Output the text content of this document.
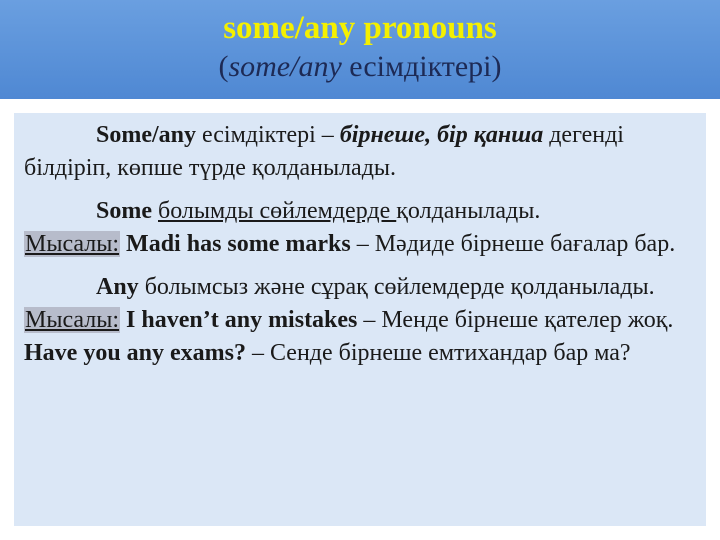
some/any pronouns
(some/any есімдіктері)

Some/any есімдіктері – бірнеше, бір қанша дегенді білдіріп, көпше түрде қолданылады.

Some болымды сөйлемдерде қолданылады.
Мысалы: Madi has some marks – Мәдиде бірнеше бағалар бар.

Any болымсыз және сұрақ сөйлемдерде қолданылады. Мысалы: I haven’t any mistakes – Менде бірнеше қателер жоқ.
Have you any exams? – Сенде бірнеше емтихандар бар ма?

================

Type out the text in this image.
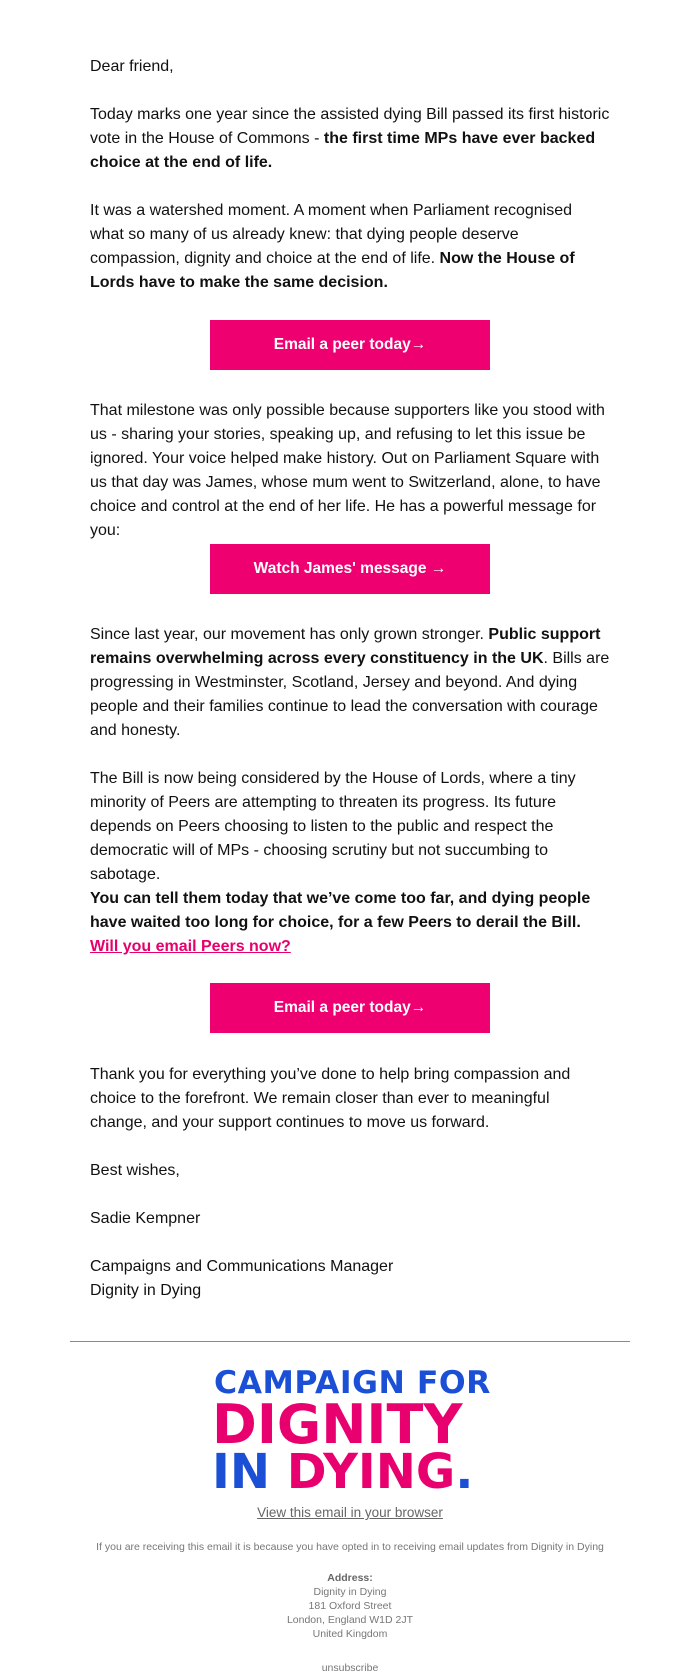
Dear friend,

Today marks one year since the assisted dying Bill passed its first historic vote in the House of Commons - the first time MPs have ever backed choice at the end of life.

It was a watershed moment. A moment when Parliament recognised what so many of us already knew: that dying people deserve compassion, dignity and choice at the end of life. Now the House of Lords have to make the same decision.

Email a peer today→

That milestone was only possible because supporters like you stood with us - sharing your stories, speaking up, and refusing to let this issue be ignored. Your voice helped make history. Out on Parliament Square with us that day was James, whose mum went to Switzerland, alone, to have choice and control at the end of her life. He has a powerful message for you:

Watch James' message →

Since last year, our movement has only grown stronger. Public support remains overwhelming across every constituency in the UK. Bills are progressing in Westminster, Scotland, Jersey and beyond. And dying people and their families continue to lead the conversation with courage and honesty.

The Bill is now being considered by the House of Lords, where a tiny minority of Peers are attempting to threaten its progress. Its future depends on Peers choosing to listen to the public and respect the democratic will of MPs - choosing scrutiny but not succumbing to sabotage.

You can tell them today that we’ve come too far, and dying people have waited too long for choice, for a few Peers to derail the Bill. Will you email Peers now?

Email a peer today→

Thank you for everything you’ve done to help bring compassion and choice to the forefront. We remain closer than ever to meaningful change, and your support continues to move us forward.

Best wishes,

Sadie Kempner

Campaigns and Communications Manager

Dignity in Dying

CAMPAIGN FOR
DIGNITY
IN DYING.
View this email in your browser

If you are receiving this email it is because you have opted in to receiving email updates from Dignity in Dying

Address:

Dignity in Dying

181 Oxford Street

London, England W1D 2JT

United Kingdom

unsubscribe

================

#### Your instructions:
Look through the data and show every line containing "есімдіктері".

#### Response for this exercise:
(some/any есімдіктері)
Some/any есімдіктері – бірнеше, бір қанша дегенді білдіріп, көпше түрде қолданылады.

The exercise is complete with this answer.